WRITTEN EXERCISE: Extract all lines containing "creative".

RECORD LIST:

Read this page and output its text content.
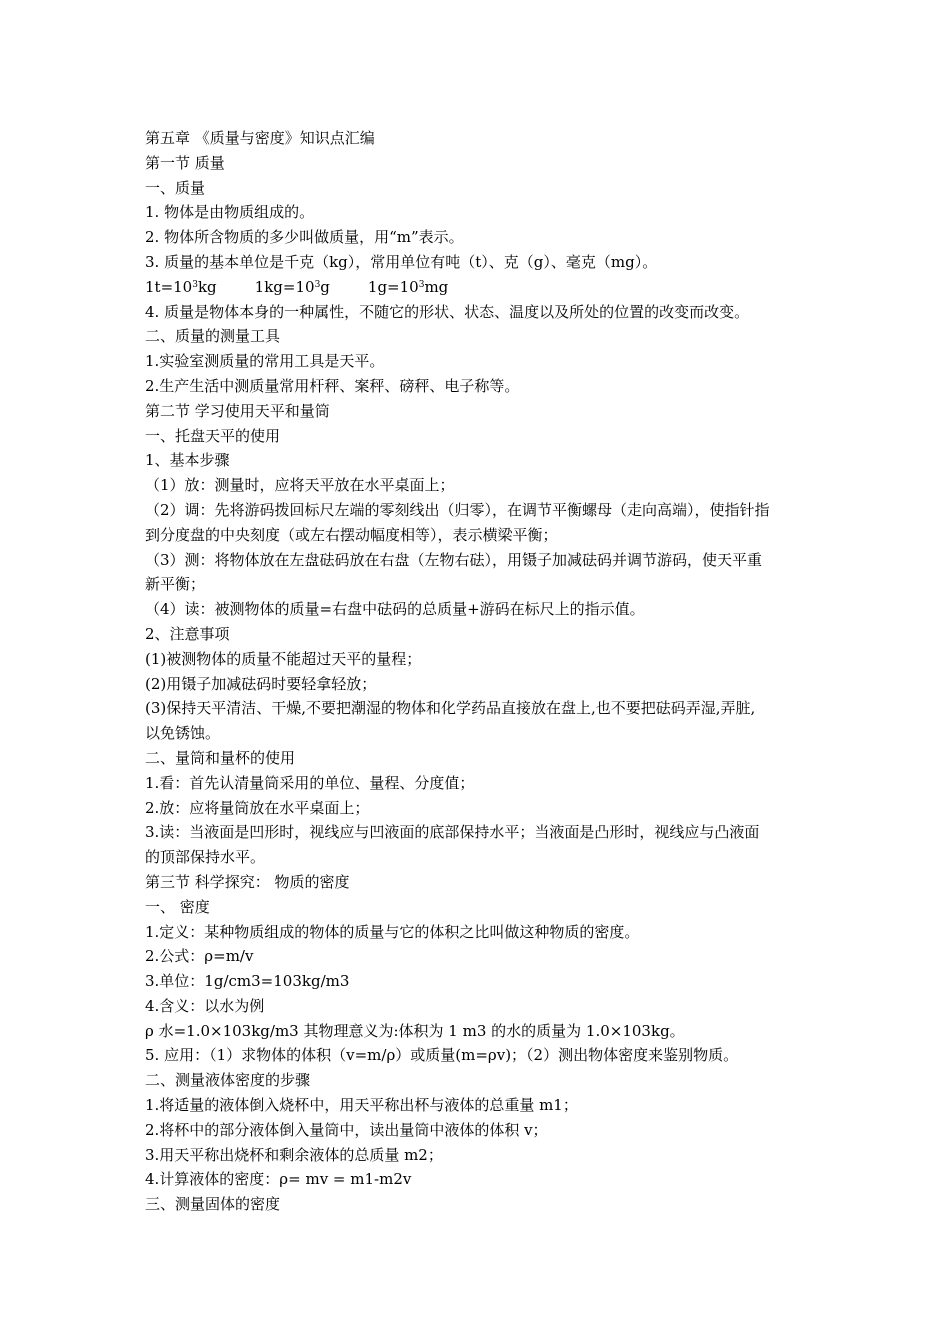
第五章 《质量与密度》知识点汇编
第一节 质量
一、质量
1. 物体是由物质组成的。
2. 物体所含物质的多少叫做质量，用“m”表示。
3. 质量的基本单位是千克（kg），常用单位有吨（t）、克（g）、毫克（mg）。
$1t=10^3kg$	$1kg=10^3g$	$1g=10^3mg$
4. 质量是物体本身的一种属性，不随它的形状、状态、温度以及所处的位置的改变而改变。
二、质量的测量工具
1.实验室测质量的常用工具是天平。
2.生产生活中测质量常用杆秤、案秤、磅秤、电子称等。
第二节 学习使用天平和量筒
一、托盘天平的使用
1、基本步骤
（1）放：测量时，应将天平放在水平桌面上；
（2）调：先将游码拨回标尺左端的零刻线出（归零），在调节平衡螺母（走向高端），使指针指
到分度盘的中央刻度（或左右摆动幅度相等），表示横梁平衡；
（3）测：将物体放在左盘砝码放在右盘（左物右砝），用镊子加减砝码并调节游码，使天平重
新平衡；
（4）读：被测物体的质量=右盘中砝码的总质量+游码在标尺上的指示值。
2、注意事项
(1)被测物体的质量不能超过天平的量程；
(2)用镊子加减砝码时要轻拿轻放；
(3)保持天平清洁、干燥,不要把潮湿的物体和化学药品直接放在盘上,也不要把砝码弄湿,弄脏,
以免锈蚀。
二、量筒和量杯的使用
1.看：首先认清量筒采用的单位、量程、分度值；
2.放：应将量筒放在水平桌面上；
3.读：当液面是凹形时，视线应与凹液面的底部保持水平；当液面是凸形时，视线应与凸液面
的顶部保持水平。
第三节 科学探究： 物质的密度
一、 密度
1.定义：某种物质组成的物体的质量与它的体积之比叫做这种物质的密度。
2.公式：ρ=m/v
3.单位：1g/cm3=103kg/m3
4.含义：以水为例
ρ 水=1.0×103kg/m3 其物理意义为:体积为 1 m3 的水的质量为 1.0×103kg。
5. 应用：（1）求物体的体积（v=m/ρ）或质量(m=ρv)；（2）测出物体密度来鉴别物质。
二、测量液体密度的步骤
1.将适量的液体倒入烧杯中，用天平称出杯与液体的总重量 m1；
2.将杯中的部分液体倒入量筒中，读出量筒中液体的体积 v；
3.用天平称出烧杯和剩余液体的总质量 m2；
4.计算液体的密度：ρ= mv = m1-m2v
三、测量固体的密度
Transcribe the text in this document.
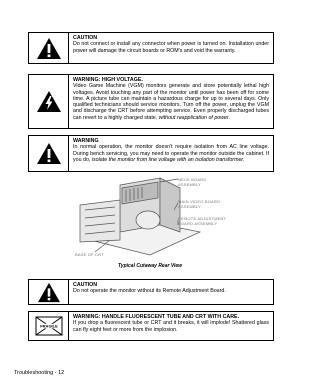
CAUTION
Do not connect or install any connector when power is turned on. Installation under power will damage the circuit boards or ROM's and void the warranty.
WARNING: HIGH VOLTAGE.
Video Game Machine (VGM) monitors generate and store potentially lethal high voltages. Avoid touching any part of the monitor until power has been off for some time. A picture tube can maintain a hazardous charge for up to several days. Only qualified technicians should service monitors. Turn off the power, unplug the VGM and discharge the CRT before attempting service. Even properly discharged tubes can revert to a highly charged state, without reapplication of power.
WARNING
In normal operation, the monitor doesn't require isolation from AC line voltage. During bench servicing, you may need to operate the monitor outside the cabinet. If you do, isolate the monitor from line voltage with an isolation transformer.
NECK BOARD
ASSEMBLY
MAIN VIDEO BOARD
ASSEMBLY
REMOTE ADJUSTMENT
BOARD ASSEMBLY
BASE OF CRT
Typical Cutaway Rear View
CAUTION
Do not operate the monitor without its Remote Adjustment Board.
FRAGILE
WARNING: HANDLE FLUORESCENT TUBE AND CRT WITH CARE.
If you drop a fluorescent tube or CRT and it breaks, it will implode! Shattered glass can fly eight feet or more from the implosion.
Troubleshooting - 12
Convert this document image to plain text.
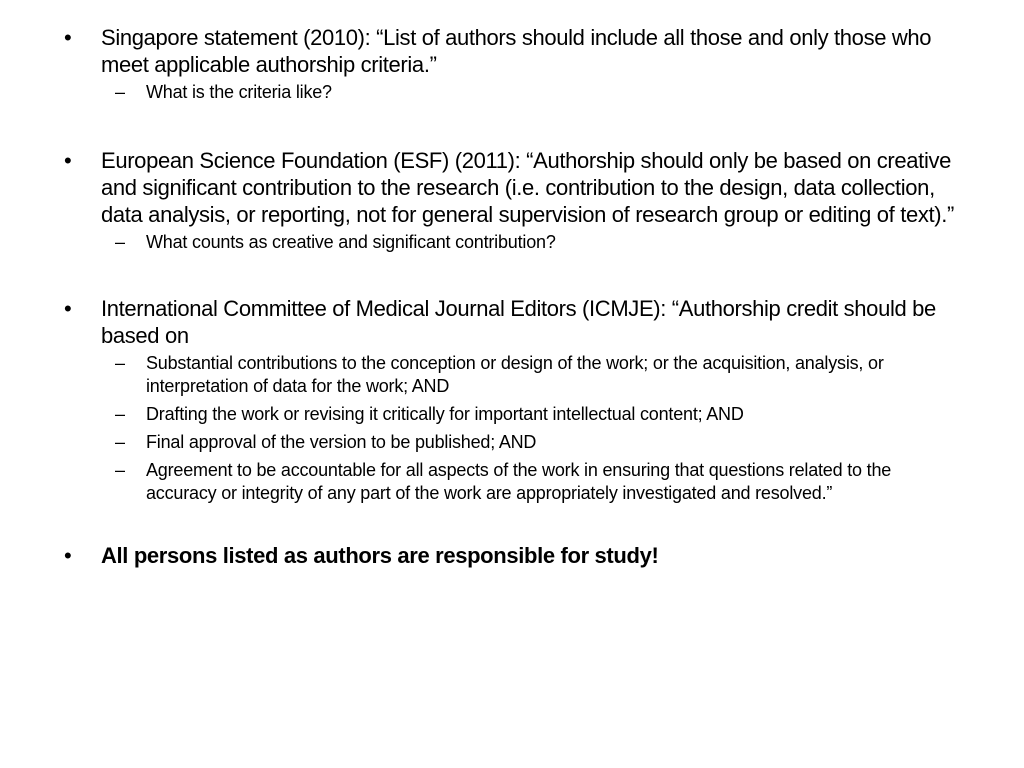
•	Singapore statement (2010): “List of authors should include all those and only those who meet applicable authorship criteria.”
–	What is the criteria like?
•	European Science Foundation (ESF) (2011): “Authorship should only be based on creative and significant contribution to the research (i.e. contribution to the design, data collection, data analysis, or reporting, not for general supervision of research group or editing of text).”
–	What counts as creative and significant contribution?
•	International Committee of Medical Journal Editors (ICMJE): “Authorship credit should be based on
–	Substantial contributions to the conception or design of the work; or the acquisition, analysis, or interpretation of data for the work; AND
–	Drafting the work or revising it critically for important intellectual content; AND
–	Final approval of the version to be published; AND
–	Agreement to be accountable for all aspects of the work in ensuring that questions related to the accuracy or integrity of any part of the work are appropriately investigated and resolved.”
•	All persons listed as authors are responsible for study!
* * *
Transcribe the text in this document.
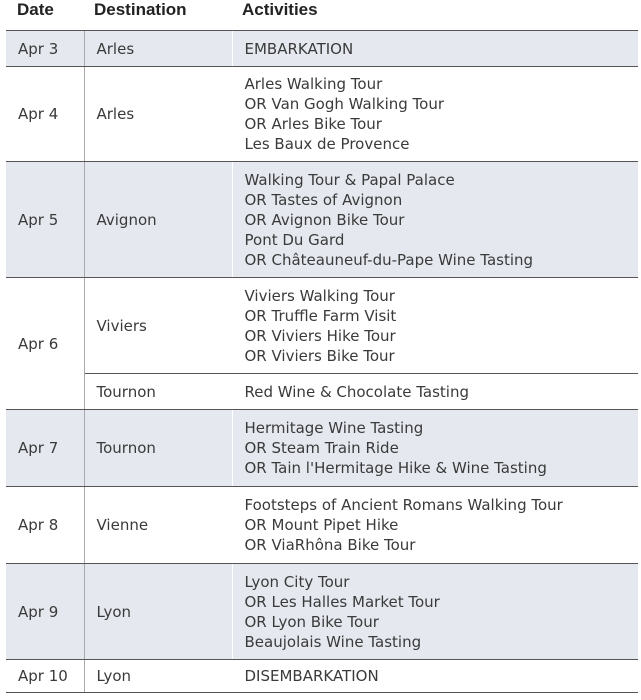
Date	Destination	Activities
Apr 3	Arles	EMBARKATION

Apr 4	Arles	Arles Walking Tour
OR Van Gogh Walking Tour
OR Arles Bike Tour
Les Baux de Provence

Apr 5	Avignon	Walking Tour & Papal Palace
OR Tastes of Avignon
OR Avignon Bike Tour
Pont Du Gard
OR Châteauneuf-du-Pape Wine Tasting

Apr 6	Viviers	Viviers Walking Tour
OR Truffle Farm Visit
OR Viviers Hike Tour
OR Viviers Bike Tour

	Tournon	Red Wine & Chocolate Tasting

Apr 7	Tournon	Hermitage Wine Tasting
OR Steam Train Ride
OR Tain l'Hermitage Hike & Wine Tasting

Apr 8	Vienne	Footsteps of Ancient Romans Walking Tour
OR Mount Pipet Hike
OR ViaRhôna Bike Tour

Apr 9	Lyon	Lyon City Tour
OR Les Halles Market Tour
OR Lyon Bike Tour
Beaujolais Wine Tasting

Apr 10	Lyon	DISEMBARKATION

RESULT FOR THIS TASK:
•	European Science Foundation (ESF) (2011): “Authorship should only be based on creative and significant contribution to the research (i.e. contribution to the design, data collection, data analysis, or reporting, not for general supervision of research group or editing of text).”
–	What counts as creative and significant contribution?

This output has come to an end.